[Dataset records]
-- BEGIN --

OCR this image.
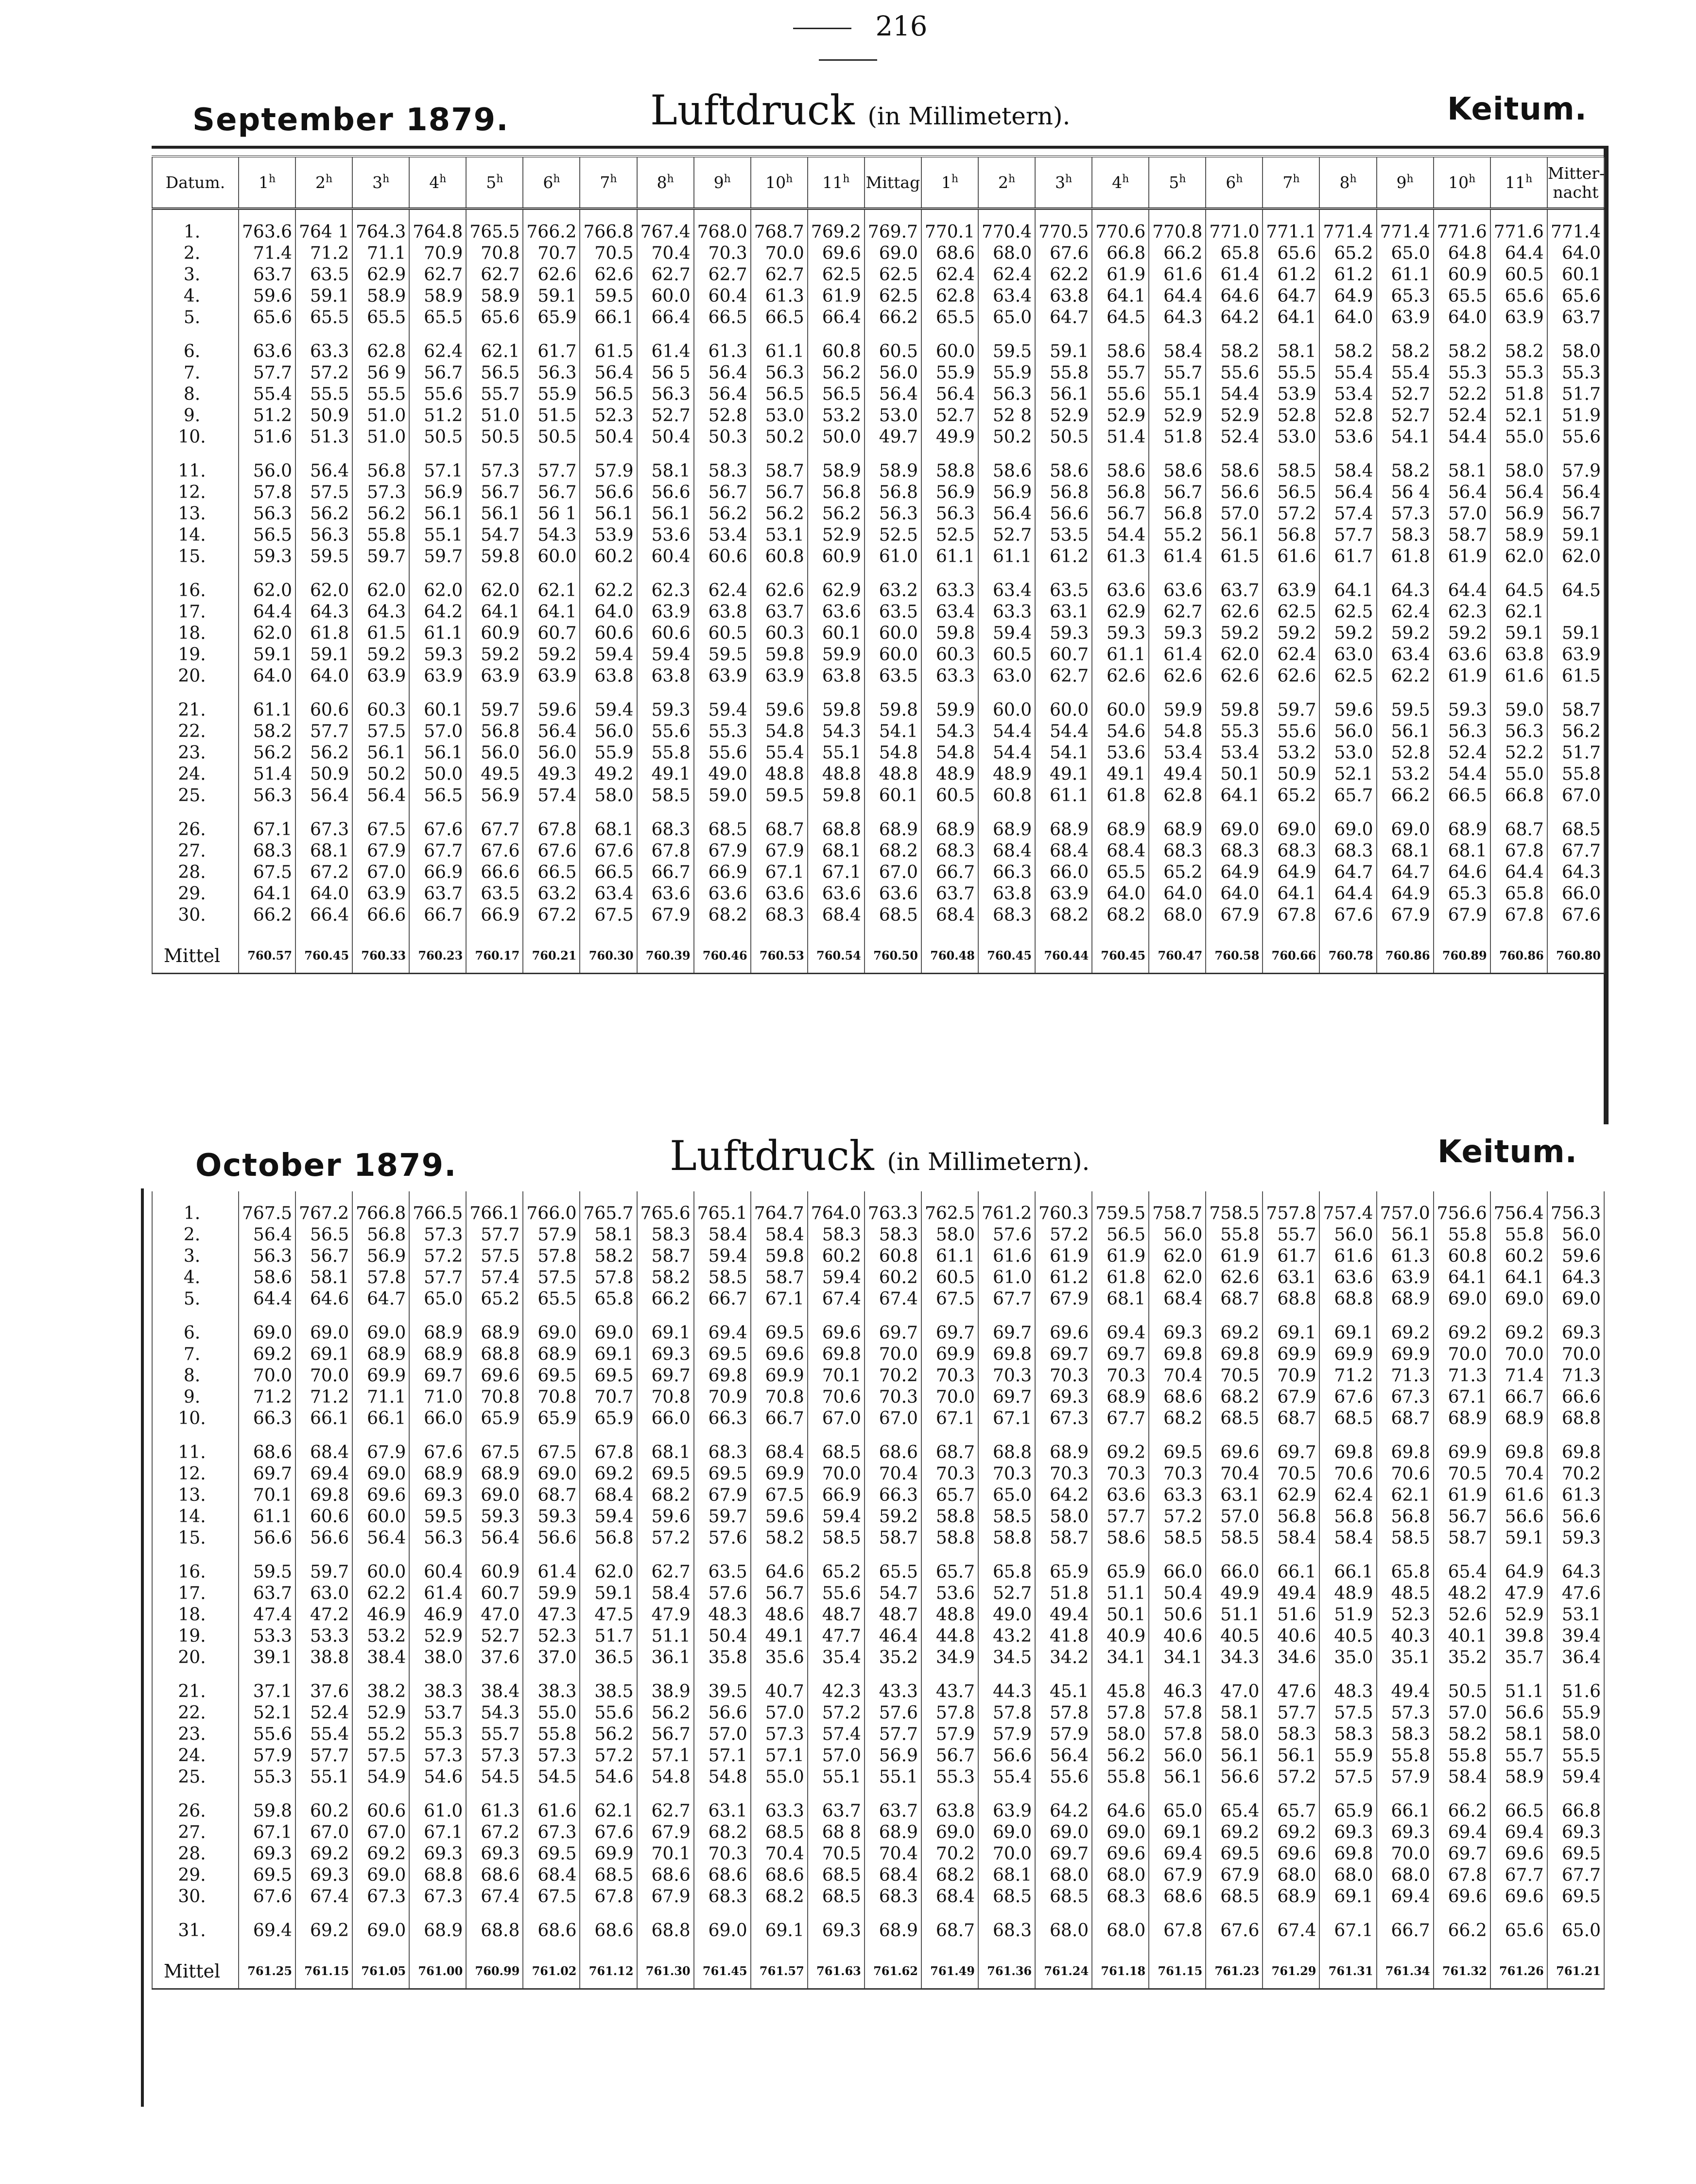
216
September 1879.	Luftdruck (in Millimetern).	Keitum.
Datum.	1$^h$	2$^h$	3$^h$	4$^h$	5$^h$	6$^h$	7$^h$	8$^h$	9$^h$	10$^h$	11$^h$	Mittag	1$^h$	2$^h$	3$^h$	4$^h$	5$^h$	6$^h$	7$^h$	8$^h$	9$^h$	10$^h$	11$^h$	Mitter-nacht

1.	763.6	764 1	764.3	764.8	765.5	766.2	766.8	767.4	768.0	768.7	769.2	769.7	770.1	770.4	770.5	770.6	770.8	771.0	771.1	771.4	771.4	771.6	771.6	771.4
2.	71.4	71.2	71.1	70.9	70.8	70.7	70.5	70.4	70.3	70.0	69.6	69.0	68.6	68.0	67.6	66.8	66.2	65.8	65.6	65.2	65.0	64.8	64.4	64.0
3.	63.7	63.5	62.9	62.7	62.7	62.6	62.6	62.7	62.7	62.7	62.5	62.5	62.4	62.4	62.2	61.9	61.6	61.4	61.2	61.2	61.1	60.9	60.5	60.1
4.	59.6	59.1	58.9	58.9	58.9	59.1	59.5	60.0	60.4	61.3	61.9	62.5	62.8	63.4	63.8	64.1	64.4	64.6	64.7	64.9	65.3	65.5	65.6	65.6
5.	65.6	65.5	65.5	65.5	65.6	65.9	66.1	66.4	66.5	66.5	66.4	66.2	65.5	65.0	64.7	64.5	64.3	64.2	64.1	64.0	63.9	64.0	63.9	63.7

6.	63.6	63.3	62.8	62.4	62.1	61.7	61.5	61.4	61.3	61.1	60.8	60.5	60.0	59.5	59.1	58.6	58.4	58.2	58.1	58.2	58.2	58.2	58.2	58.0
7.	57.7	57.2	56 9	56.7	56.5	56.3	56.4	56 5	56.4	56.3	56.2	56.0	55.9	55.9	55.8	55.7	55.7	55.6	55.5	55.4	55.4	55.3	55.3	55.3
8.	55.4	55.5	55.5	55.6	55.7	55.9	56.5	56.3	56.4	56.5	56.5	56.4	56.4	56.3	56.1	55.6	55.1	54.4	53.9	53.4	52.7	52.2	51.8	51.7
9.	51.2	50.9	51.0	51.2	51.0	51.5	52.3	52.7	52.8	53.0	53.2	53.0	52.7	52 8	52.9	52.9	52.9	52.9	52.8	52.8	52.7	52.4	52.1	51.9
10.	51.6	51.3	51.0	50.5	50.5	50.5	50.4	50.4	50.3	50.2	50.0	49.7	49.9	50.2	50.5	51.4	51.8	52.4	53.0	53.6	54.1	54.4	55.0	55.6

11.	56.0	56.4	56.8	57.1	57.3	57.7	57.9	58.1	58.3	58.7	58.9	58.9	58.8	58.6	58.6	58.6	58.6	58.6	58.5	58.4	58.2	58.1	58.0	57.9
12.	57.8	57.5	57.3	56.9	56.7	56.7	56.6	56.6	56.7	56.7	56.8	56.8	56.9	56.9	56.8	56.8	56.7	56.6	56.5	56.4	56 4	56.4	56.4	56.4
13.	56.3	56.2	56.2	56.1	56.1	56 1	56.1	56.1	56.2	56.2	56.2	56.3	56.3	56.4	56.6	56.7	56.8	57.0	57.2	57.4	57.3	57.0	56.9	56.7
14.	56.5	56.3	55.8	55.1	54.7	54.3	53.9	53.6	53.4	53.1	52.9	52.5	52.5	52.7	53.5	54.4	55.2	56.1	56.8	57.7	58.3	58.7	58.9	59.1
15.	59.3	59.5	59.7	59.7	59.8	60.0	60.2	60.4	60.6	60.8	60.9	61.0	61.1	61.1	61.2	61.3	61.4	61.5	61.6	61.7	61.8	61.9	62.0	62.0

16.	62.0	62.0	62.0	62.0	62.0	62.1	62.2	62.3	62.4	62.6	62.9	63.2	63.3	63.4	63.5	63.6	63.6	63.7	63.9	64.1	64.3	64.4	64.5	64.5
17.	64.4	64.3	64.3	64.2	64.1	64.1	64.0	63.9	63.8	63.7	63.6	63.5	63.4	63.3	63.1	62.9	62.7	62.6	62.5	62.5	62.4	62.3	62.1	
18.	62.0	61.8	61.5	61.1	60.9	60.7	60.6	60.6	60.5	60.3	60.1	60.0	59.8	59.4	59.3	59.3	59.3	59.2	59.2	59.2	59.2	59.2	59.1	59.1
19.	59.1	59.1	59.2	59.3	59.2	59.2	59.4	59.4	59.5	59.8	59.9	60.0	60.3	60.5	60.7	61.1	61.4	62.0	62.4	63.0	63.4	63.6	63.8	63.9
20.	64.0	64.0	63.9	63.9	63.9	63.9	63.8	63.8	63.9	63.9	63.8	63.5	63.3	63.0	62.7	62.6	62.6	62.6	62.6	62.5	62.2	61.9	61.6	61.5

21.	61.1	60.6	60.3	60.1	59.7	59.6	59.4	59.3	59.4	59.6	59.8	59.8	59.9	60.0	60.0	60.0	59.9	59.8	59.7	59.6	59.5	59.3	59.0	58.7
22.	58.2	57.7	57.5	57.0	56.8	56.4	56.0	55.6	55.3	54.8	54.3	54.1	54.3	54.4	54.4	54.6	54.8	55.3	55.6	56.0	56.1	56.3	56.3	56.2
23.	56.2	56.2	56.1	56.1	56.0	56.0	55.9	55.8	55.6	55.4	55.1	54.8	54.8	54.4	54.1	53.6	53.4	53.4	53.2	53.0	52.8	52.4	52.2	51.7
24.	51.4	50.9	50.2	50.0	49.5	49.3	49.2	49.1	49.0	48.8	48.8	48.8	48.9	48.9	49.1	49.1	49.4	50.1	50.9	52.1	53.2	54.4	55.0	55.8
25.	56.3	56.4	56.4	56.5	56.9	57.4	58.0	58.5	59.0	59.5	59.8	60.1	60.5	60.8	61.1	61.8	62.8	64.1	65.2	65.7	66.2	66.5	66.8	67.0

26.	67.1	67.3	67.5	67.6	67.7	67.8	68.1	68.3	68.5	68.7	68.8	68.9	68.9	68.9	68.9	68.9	68.9	69.0	69.0	69.0	69.0	68.9	68.7	68.5
27.	68.3	68.1	67.9	67.7	67.6	67.6	67.6	67.8	67.9	67.9	68.1	68.2	68.3	68.4	68.4	68.4	68.3	68.3	68.3	68.3	68.1	68.1	67.8	67.7
28.	67.5	67.2	67.0	66.9	66.6	66.5	66.5	66.7	66.9	67.1	67.1	67.0	66.7	66.3	66.0	65.5	65.2	64.9	64.9	64.7	64.7	64.6	64.4	64.3
29.	64.1	64.0	63.9	63.7	63.5	63.2	63.4	63.6	63.6	63.6	63.6	63.6	63.7	63.8	63.9	64.0	64.0	64.0	64.1	64.4	64.9	65.3	65.8	66.0
30.	66.2	66.4	66.6	66.7	66.9	67.2	67.5	67.9	68.2	68.3	68.4	68.5	68.4	68.3	68.2	68.2	68.0	67.9	67.8	67.6	67.9	67.9	67.8	67.6

Mittel	760.57	760.45	760.33	760.23	760.17	760.21	760.30	760.39	760.46	760.53	760.54	760.50	760.48	760.45	760.44	760.45	760.47	760.58	760.66	760.78	760.86	760.89	760.86	760.80
October 1879.	Luftdruck (in Millimetern).	Keitum.

1.	767.5	767.2	766.8	766.5	766.1	766.0	765.7	765.6	765.1	764.7	764.0	763.3	762.5	761.2	760.3	759.5	758.7	758.5	757.8	757.4	757.0	756.6	756.4	756.3
2.	56.4	56.5	56.8	57.3	57.7	57.9	58.1	58.3	58.4	58.4	58.3	58.3	58.0	57.6	57.2	56.5	56.0	55.8	55.7	56.0	56.1	55.8	55.8	56.0
3.	56.3	56.7	56.9	57.2	57.5	57.8	58.2	58.7	59.4	59.8	60.2	60.8	61.1	61.6	61.9	61.9	62.0	61.9	61.7	61.6	61.3	60.8	60.2	59.6
4.	58.6	58.1	57.8	57.7	57.4	57.5	57.8	58.2	58.5	58.7	59.4	60.2	60.5	61.0	61.2	61.8	62.0	62.6	63.1	63.6	63.9	64.1	64.1	64.3
5.	64.4	64.6	64.7	65.0	65.2	65.5	65.8	66.2	66.7	67.1	67.4	67.4	67.5	67.7	67.9	68.1	68.4	68.7	68.8	68.8	68.9	69.0	69.0	69.0

6.	69.0	69.0	69.0	68.9	68.9	69.0	69.0	69.1	69.4	69.5	69.6	69.7	69.7	69.7	69.6	69.4	69.3	69.2	69.1	69.1	69.2	69.2	69.2	69.3
7.	69.2	69.1	68.9	68.9	68.8	68.9	69.1	69.3	69.5	69.6	69.8	70.0	69.9	69.8	69.7	69.7	69.8	69.8	69.9	69.9	69.9	70.0	70.0	70.0
8.	70.0	70.0	69.9	69.7	69.6	69.5	69.5	69.7	69.8	69.9	70.1	70.2	70.3	70.3	70.3	70.3	70.4	70.5	70.9	71.2	71.3	71.3	71.4	71.3
9.	71.2	71.2	71.1	71.0	70.8	70.8	70.7	70.8	70.9	70.8	70.6	70.3	70.0	69.7	69.3	68.9	68.6	68.2	67.9	67.6	67.3	67.1	66.7	66.6
10.	66.3	66.1	66.1	66.0	65.9	65.9	65.9	66.0	66.3	66.7	67.0	67.0	67.1	67.1	67.3	67.7	68.2	68.5	68.7	68.5	68.7	68.9	68.9	68.8

11.	68.6	68.4	67.9	67.6	67.5	67.5	67.8	68.1	68.3	68.4	68.5	68.6	68.7	68.8	68.9	69.2	69.5	69.6	69.7	69.8	69.8	69.9	69.8	69.8
12.	69.7	69.4	69.0	68.9	68.9	69.0	69.2	69.5	69.5	69.9	70.0	70.4	70.3	70.3	70.3	70.3	70.3	70.4	70.5	70.6	70.6	70.5	70.4	70.2
13.	70.1	69.8	69.6	69.3	69.0	68.7	68.4	68.2	67.9	67.5	66.9	66.3	65.7	65.0	64.2	63.6	63.3	63.1	62.9	62.4	62.1	61.9	61.6	61.3
14.	61.1	60.6	60.0	59.5	59.3	59.3	59.4	59.6	59.7	59.6	59.4	59.2	58.8	58.5	58.0	57.7	57.2	57.0	56.8	56.8	56.8	56.7	56.6	56.6
15.	56.6	56.6	56.4	56.3	56.4	56.6	56.8	57.2	57.6	58.2	58.5	58.7	58.8	58.8	58.7	58.6	58.5	58.5	58.4	58.4	58.5	58.7	59.1	59.3

16.	59.5	59.7	60.0	60.4	60.9	61.4	62.0	62.7	63.5	64.6	65.2	65.5	65.7	65.8	65.9	65.9	66.0	66.0	66.1	66.1	65.8	65.4	64.9	64.3
17.	63.7	63.0	62.2	61.4	60.7	59.9	59.1	58.4	57.6	56.7	55.6	54.7	53.6	52.7	51.8	51.1	50.4	49.9	49.4	48.9	48.5	48.2	47.9	47.6
18.	47.4	47.2	46.9	46.9	47.0	47.3	47.5	47.9	48.3	48.6	48.7	48.7	48.8	49.0	49.4	50.1	50.6	51.1	51.6	51.9	52.3	52.6	52.9	53.1
19.	53.3	53.3	53.2	52.9	52.7	52.3	51.7	51.1	50.4	49.1	47.7	46.4	44.8	43.2	41.8	40.9	40.6	40.5	40.6	40.5	40.3	40.1	39.8	39.4
20.	39.1	38.8	38.4	38.0	37.6	37.0	36.5	36.1	35.8	35.6	35.4	35.2	34.9	34.5	34.2	34.1	34.1	34.3	34.6	35.0	35.1	35.2	35.7	36.4

21.	37.1	37.6	38.2	38.3	38.4	38.3	38.5	38.9	39.5	40.7	42.3	43.3	43.7	44.3	45.1	45.8	46.3	47.0	47.6	48.3	49.4	50.5	51.1	51.6
22.	52.1	52.4	52.9	53.7	54.3	55.0	55.6	56.2	56.6	57.0	57.2	57.6	57.8	57.8	57.8	57.8	57.8	58.1	57.7	57.5	57.3	57.0	56.6	55.9
23.	55.6	55.4	55.2	55.3	55.7	55.8	56.2	56.7	57.0	57.3	57.4	57.7	57.9	57.9	57.9	58.0	57.8	58.0	58.3	58.3	58.3	58.2	58.1	58.0
24.	57.9	57.7	57.5	57.3	57.3	57.3	57.2	57.1	57.1	57.1	57.0	56.9	56.7	56.6	56.4	56.2	56.0	56.1	56.1	55.9	55.8	55.8	55.7	55.5
25.	55.3	55.1	54.9	54.6	54.5	54.5	54.6	54.8	54.8	55.0	55.1	55.1	55.3	55.4	55.6	55.8	56.1	56.6	57.2	57.5	57.9	58.4	58.9	59.4

26.	59.8	60.2	60.6	61.0	61.3	61.6	62.1	62.7	63.1	63.3	63.7	63.7	63.8	63.9	64.2	64.6	65.0	65.4	65.7	65.9	66.1	66.2	66.5	66.8
27.	67.1	67.0	67.0	67.1	67.2	67.3	67.6	67.9	68.2	68.5	68 8	68.9	69.0	69.0	69.0	69.0	69.1	69.2	69.2	69.3	69.3	69.4	69.4	69.3
28.	69.3	69.2	69.2	69.3	69.3	69.5	69.9	70.1	70.3	70.4	70.5	70.4	70.2	70.0	69.7	69.6	69.4	69.5	69.6	69.8	70.0	69.7	69.6	69.5
29.	69.5	69.3	69.0	68.8	68.6	68.4	68.5	68.6	68.6	68.6	68.5	68.4	68.2	68.1	68.0	68.0	67.9	67.9	68.0	68.0	68.0	67.8	67.7	67.7
30.	67.6	67.4	67.3	67.3	67.4	67.5	67.8	67.9	68.3	68.2	68.5	68.3	68.4	68.5	68.5	68.3	68.6	68.5	68.9	69.1	69.4	69.6	69.6	69.5

31.	69.4	69.2	69.0	68.9	68.8	68.6	68.6	68.8	69.0	69.1	69.3	68.9	68.7	68.3	68.0	68.0	67.8	67.6	67.4	67.1	66.7	66.2	65.6	65.0

Mittel	761.25	761.15	761.05	761.00	760.99	761.02	761.12	761.30	761.45	761.57	761.63	761.62	761.49	761.36	761.24	761.18	761.15	761.23	761.29	761.31	761.34	761.32	761.26	761.21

-- END --

* YOUR OBJECTIVE:
From the data above, copy each line that holds "Mittel".

* RESULT FOR THIS EXERCISE:
Mittel	760.57	760.45	760.33	760.23	760.17	760.21	760.30	760.39	760.46	760.53	760.54	760.50	760.48	760.45	760.44	760.45	760.47	760.58	760.66	760.78	760.86	760.89	760.86	760.80
Mittel	761.25	761.15	761.05	761.00	760.99	761.02	761.12	761.30	761.45	761.57	761.63	761.62	761.49	761.36	761.24	761.18	761.15	761.23	761.29	761.31	761.34	761.32	761.26	761.21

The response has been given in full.